**Stored data**
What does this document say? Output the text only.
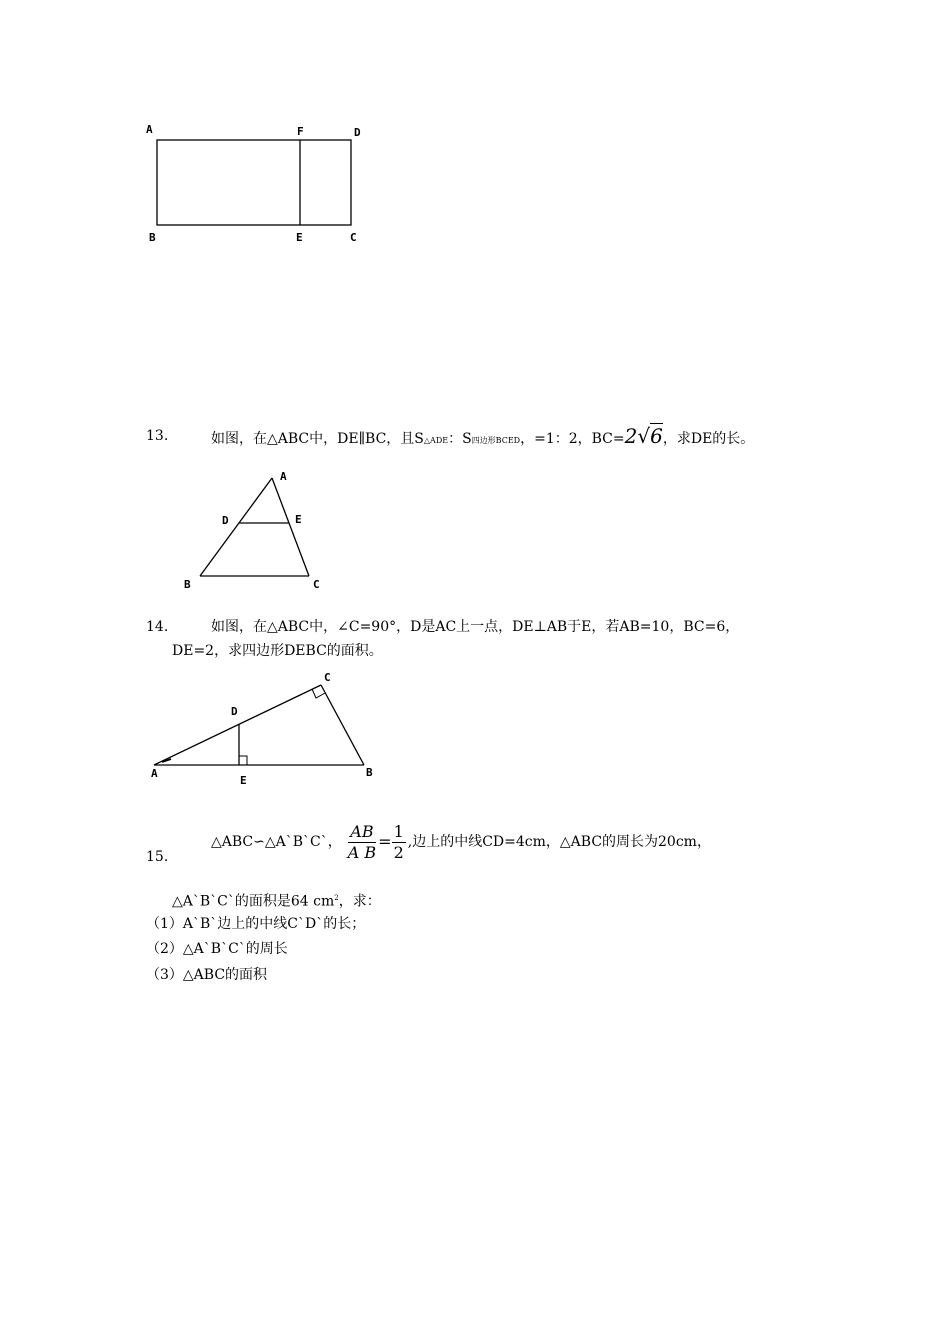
A	F	D
B	E	C
13.	如图，在△ABC中，DE∥BC，且S△ADE：S四边形BCED，=1：2，BC=2√6，求DE的长。
A
D	E
B	C
14.	如图，在△ABC中，∠C=90°，D是AC上一点，DE⊥AB于E，若AB=10，BC=6，
DE=2，求四边形DEBC的面积。
C
D
A
E
B
15.
△ABC∽△A`B`C`， $\frac{AB}{\text{A B}} = \frac{1}{2}$ ,边上的中线CD=4cm，△ABC的周长为20cm，
△A`B`C`的面积是64 $cm^2$，求：
（1）A`B`边上的中线C`D`的长；
（2）△A`B`C`的周长
（3）△ABC的面积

**EXERCISE DETAILS**
Return all of the entries exactly as written, but drop any pictures they hold.

**SOLUTION FOR THIS EXERCISE**
What does this document say? Output the text only.
A	F	D
B	E	C
13.	如图，在△ABC中，DE∥BC，且S△ADE：S四边形BCED，=1：2，BC=2√6，求DE的长。
A
D	E
B	C
14.	如图，在△ABC中，∠C=90°，D是AC上一点，DE⊥AB于E，若AB=10，BC=6，
DE=2，求四边形DEBC的面积。
C
D
A
E
B
15.
△ABC∽△A`B`C`， $\frac{AB}{\text{A B}} = \frac{1}{2}$ ,边上的中线CD=4cm，△ABC的周长为20cm，
△A`B`C`的面积是64 $cm^2$，求：
（1）A`B`边上的中线C`D`的长；
（2）△A`B`C`的周长
（3）△ABC的面积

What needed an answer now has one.